Everything from the line containing "Enumerate this screenshot's" through the last line of the records must be returned verbatim, and nothing outside that range.

***

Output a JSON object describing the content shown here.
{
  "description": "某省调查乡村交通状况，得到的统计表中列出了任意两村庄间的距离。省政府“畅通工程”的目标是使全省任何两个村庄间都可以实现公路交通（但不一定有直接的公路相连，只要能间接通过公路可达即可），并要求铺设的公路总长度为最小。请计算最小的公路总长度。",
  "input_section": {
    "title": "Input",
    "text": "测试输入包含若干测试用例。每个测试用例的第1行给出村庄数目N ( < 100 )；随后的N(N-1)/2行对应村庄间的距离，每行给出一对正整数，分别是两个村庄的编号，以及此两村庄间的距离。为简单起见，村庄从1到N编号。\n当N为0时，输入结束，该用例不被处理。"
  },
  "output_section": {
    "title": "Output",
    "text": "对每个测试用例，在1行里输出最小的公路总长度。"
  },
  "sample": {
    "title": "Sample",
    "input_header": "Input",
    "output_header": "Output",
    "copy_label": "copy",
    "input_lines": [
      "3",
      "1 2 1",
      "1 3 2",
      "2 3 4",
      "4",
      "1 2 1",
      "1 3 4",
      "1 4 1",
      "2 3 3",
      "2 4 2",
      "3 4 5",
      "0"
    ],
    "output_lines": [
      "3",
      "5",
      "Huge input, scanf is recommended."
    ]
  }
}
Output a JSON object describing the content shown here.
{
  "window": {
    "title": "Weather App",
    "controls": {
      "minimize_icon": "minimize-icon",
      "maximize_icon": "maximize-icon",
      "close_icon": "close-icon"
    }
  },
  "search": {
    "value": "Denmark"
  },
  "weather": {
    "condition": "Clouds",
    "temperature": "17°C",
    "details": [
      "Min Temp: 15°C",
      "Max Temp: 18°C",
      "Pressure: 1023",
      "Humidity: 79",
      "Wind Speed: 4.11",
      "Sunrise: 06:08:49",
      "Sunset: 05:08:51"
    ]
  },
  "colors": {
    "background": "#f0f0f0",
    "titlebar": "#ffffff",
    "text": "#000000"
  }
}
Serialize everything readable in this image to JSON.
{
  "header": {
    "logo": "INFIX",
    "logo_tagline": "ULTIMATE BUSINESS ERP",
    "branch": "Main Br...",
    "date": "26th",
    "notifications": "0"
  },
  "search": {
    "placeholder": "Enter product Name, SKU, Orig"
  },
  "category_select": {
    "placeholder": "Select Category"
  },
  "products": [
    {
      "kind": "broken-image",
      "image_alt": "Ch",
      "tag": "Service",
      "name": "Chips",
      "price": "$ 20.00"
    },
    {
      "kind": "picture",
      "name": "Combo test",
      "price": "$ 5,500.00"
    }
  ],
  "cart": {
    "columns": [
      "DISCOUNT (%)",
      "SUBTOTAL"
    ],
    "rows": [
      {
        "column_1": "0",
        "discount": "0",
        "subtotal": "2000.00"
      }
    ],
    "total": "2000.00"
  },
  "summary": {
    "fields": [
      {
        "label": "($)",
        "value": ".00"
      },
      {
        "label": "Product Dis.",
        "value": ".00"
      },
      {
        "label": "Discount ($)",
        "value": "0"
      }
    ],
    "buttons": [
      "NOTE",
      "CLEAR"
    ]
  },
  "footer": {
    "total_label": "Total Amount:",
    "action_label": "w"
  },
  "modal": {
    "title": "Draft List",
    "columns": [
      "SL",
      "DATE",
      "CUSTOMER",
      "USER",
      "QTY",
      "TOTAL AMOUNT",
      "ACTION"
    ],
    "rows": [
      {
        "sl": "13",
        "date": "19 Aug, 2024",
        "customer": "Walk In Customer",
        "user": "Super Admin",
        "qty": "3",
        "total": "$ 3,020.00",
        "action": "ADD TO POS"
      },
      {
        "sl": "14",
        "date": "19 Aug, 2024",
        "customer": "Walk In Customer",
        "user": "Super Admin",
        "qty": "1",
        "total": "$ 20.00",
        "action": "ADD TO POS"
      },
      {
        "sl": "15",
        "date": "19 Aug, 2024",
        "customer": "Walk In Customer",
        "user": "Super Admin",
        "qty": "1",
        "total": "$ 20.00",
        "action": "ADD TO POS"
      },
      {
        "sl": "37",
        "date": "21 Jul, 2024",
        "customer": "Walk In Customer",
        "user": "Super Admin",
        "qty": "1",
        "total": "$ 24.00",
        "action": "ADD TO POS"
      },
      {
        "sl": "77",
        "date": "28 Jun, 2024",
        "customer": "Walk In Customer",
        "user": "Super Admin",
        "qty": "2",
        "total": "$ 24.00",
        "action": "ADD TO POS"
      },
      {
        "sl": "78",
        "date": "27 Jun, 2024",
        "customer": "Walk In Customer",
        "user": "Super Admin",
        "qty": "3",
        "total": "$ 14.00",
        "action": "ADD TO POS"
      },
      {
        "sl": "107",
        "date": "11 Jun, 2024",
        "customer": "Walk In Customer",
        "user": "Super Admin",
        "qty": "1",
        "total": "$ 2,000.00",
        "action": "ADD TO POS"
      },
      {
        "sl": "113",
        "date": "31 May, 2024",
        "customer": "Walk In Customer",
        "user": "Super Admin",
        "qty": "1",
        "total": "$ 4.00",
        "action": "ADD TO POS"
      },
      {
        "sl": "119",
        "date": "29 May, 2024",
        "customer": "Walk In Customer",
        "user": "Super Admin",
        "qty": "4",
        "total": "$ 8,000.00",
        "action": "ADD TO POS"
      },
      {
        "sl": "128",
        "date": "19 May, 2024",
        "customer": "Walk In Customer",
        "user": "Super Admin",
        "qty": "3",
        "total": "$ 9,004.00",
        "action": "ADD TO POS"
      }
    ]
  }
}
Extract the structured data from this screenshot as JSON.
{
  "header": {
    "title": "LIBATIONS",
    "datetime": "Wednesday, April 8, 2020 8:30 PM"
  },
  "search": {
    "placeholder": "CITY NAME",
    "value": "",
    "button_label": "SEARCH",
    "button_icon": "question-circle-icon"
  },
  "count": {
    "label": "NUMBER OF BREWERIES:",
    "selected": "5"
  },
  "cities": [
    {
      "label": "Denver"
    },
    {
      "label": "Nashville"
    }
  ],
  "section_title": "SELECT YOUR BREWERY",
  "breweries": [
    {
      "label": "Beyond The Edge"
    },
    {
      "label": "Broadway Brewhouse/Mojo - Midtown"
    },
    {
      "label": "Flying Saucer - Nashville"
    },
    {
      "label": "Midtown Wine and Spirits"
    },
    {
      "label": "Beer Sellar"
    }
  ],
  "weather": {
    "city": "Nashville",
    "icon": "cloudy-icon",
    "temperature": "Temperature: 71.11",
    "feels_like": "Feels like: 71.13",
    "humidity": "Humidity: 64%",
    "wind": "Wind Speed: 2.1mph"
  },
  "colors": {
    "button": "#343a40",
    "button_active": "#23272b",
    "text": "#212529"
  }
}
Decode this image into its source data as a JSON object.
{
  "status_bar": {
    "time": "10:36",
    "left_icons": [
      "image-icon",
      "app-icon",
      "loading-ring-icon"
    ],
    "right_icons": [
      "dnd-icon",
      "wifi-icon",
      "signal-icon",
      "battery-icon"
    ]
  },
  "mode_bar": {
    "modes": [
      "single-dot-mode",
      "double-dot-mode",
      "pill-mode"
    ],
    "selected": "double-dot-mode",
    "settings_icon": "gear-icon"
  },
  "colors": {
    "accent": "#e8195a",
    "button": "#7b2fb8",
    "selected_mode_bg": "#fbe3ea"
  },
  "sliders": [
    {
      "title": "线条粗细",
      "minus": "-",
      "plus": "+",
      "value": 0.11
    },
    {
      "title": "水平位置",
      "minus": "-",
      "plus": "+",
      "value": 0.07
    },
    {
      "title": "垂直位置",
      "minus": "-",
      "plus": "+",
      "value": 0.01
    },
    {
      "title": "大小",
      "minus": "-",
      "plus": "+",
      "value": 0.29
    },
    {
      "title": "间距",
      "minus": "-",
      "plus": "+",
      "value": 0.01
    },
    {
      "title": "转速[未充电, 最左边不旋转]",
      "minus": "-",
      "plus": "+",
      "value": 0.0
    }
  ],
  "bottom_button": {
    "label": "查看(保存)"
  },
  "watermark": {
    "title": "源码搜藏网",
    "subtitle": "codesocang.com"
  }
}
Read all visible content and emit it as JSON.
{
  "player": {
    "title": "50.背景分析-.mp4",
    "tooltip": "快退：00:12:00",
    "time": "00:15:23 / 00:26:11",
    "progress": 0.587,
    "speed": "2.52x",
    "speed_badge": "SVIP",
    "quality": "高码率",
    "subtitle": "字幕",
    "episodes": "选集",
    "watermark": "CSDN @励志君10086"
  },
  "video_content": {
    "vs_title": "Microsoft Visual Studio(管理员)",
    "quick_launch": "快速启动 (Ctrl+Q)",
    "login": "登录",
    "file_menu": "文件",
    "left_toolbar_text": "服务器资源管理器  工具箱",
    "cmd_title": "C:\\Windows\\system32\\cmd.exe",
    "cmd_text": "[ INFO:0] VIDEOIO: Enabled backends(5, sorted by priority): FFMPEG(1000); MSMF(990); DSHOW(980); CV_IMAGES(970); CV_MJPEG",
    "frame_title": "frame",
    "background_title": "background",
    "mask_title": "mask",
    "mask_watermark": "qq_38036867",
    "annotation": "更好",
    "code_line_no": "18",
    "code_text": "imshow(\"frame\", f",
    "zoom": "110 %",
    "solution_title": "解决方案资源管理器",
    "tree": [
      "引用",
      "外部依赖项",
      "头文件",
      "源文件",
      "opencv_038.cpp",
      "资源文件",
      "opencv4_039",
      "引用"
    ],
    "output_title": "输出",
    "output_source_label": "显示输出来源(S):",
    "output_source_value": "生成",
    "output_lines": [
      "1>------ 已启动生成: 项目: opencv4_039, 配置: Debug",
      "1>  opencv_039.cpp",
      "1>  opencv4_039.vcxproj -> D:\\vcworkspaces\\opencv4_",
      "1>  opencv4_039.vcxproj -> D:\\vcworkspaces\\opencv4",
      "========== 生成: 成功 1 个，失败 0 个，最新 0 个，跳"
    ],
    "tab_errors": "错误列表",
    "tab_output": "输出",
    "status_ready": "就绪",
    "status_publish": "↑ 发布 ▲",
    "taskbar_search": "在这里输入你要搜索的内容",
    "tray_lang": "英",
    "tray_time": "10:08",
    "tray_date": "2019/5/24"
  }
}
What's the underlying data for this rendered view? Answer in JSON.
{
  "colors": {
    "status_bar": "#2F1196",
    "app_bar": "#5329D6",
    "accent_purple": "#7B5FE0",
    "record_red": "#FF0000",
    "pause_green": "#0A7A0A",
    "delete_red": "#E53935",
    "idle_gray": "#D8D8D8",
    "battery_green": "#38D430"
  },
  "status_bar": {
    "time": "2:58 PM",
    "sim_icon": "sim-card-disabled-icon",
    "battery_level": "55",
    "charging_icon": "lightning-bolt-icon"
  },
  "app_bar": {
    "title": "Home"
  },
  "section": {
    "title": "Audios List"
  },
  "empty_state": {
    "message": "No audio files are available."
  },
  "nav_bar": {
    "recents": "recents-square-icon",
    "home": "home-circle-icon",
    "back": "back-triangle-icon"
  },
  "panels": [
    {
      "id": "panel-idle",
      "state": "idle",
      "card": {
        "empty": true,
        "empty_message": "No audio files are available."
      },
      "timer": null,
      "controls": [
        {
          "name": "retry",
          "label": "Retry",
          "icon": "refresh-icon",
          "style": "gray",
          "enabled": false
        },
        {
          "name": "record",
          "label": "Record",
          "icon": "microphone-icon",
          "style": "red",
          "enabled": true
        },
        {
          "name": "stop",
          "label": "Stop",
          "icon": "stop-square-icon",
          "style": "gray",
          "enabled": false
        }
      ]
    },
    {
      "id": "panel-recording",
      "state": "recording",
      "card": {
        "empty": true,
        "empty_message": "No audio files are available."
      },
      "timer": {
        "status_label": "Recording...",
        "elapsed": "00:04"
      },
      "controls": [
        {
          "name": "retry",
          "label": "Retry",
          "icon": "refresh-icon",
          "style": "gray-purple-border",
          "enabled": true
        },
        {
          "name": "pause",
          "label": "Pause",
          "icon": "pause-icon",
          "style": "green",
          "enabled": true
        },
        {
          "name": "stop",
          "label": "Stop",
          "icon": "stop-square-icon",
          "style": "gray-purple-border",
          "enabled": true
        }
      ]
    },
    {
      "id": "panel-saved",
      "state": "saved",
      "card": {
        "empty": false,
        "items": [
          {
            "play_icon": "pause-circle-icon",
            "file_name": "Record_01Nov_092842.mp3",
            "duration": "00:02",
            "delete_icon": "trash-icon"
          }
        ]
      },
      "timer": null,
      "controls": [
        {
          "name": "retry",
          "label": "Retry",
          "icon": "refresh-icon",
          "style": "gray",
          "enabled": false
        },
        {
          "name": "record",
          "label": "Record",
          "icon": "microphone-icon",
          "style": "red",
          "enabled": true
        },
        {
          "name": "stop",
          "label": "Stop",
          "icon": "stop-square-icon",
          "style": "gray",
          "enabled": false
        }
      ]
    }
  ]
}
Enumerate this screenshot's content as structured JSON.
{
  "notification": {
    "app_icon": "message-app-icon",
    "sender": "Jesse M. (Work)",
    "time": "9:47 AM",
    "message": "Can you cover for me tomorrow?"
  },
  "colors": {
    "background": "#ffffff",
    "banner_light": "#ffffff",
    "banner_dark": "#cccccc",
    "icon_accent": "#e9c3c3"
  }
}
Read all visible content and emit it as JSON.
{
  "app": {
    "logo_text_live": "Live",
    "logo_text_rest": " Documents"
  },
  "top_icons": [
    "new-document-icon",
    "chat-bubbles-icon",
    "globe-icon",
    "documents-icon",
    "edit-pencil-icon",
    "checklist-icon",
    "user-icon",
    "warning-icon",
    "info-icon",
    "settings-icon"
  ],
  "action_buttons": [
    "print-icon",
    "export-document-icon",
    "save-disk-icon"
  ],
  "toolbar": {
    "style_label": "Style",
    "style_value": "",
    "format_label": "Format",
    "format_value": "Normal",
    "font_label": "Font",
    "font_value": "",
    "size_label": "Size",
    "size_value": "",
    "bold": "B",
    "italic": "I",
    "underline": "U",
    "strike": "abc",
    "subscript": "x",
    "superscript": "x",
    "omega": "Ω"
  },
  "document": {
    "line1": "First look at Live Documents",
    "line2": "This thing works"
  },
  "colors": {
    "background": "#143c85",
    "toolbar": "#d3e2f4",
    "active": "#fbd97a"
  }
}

***

**Answer to this exercise**:
Enumerate this screenshot's content as structured JSON.
{
  "notification": {
    "app_icon": "message-app-icon",
    "sender": "Jesse M. (Work)",
    "time": "9:47 AM",
    "message": "Can you cover for me tomorrow?"
  },
  "colors": {
    "background": "#ffffff",
    "banner_light": "#ffffff",
    "banner_dark": "#cccccc",
    "icon_accent": "#e9c3c3"
  }
}
Read all visible content and emit it as JSON.
{
  "app": {
    "logo_text_live": "Live",
    "logo_text_rest": " Documents"
  },
  "top_icons": [
    "new-document-icon",
    "chat-bubbles-icon",
    "globe-icon",
    "documents-icon",
    "edit-pencil-icon",
    "checklist-icon",
    "user-icon",
    "warning-icon",
    "info-icon",
    "settings-icon"
  ],
  "action_buttons": [
    "print-icon",
    "export-document-icon",
    "save-disk-icon"
  ],
  "toolbar": {
    "style_label": "Style",
    "style_value": "",
    "format_label": "Format",
    "format_value": "Normal",
    "font_label": "Font",
    "font_value": "",
    "size_label": "Size",
    "size_value": "",
    "bold": "B",
    "italic": "I",
    "underline": "U",
    "strike": "abc",
    "subscript": "x",
    "superscript": "x",
    "omega": "Ω"
  },
  "document": {
    "line1": "First look at Live Documents",
    "line2": "This thing works"
  },
  "colors": {
    "background": "#143c85",
    "toolbar": "#d3e2f4",
    "active": "#fbd97a"
  }
}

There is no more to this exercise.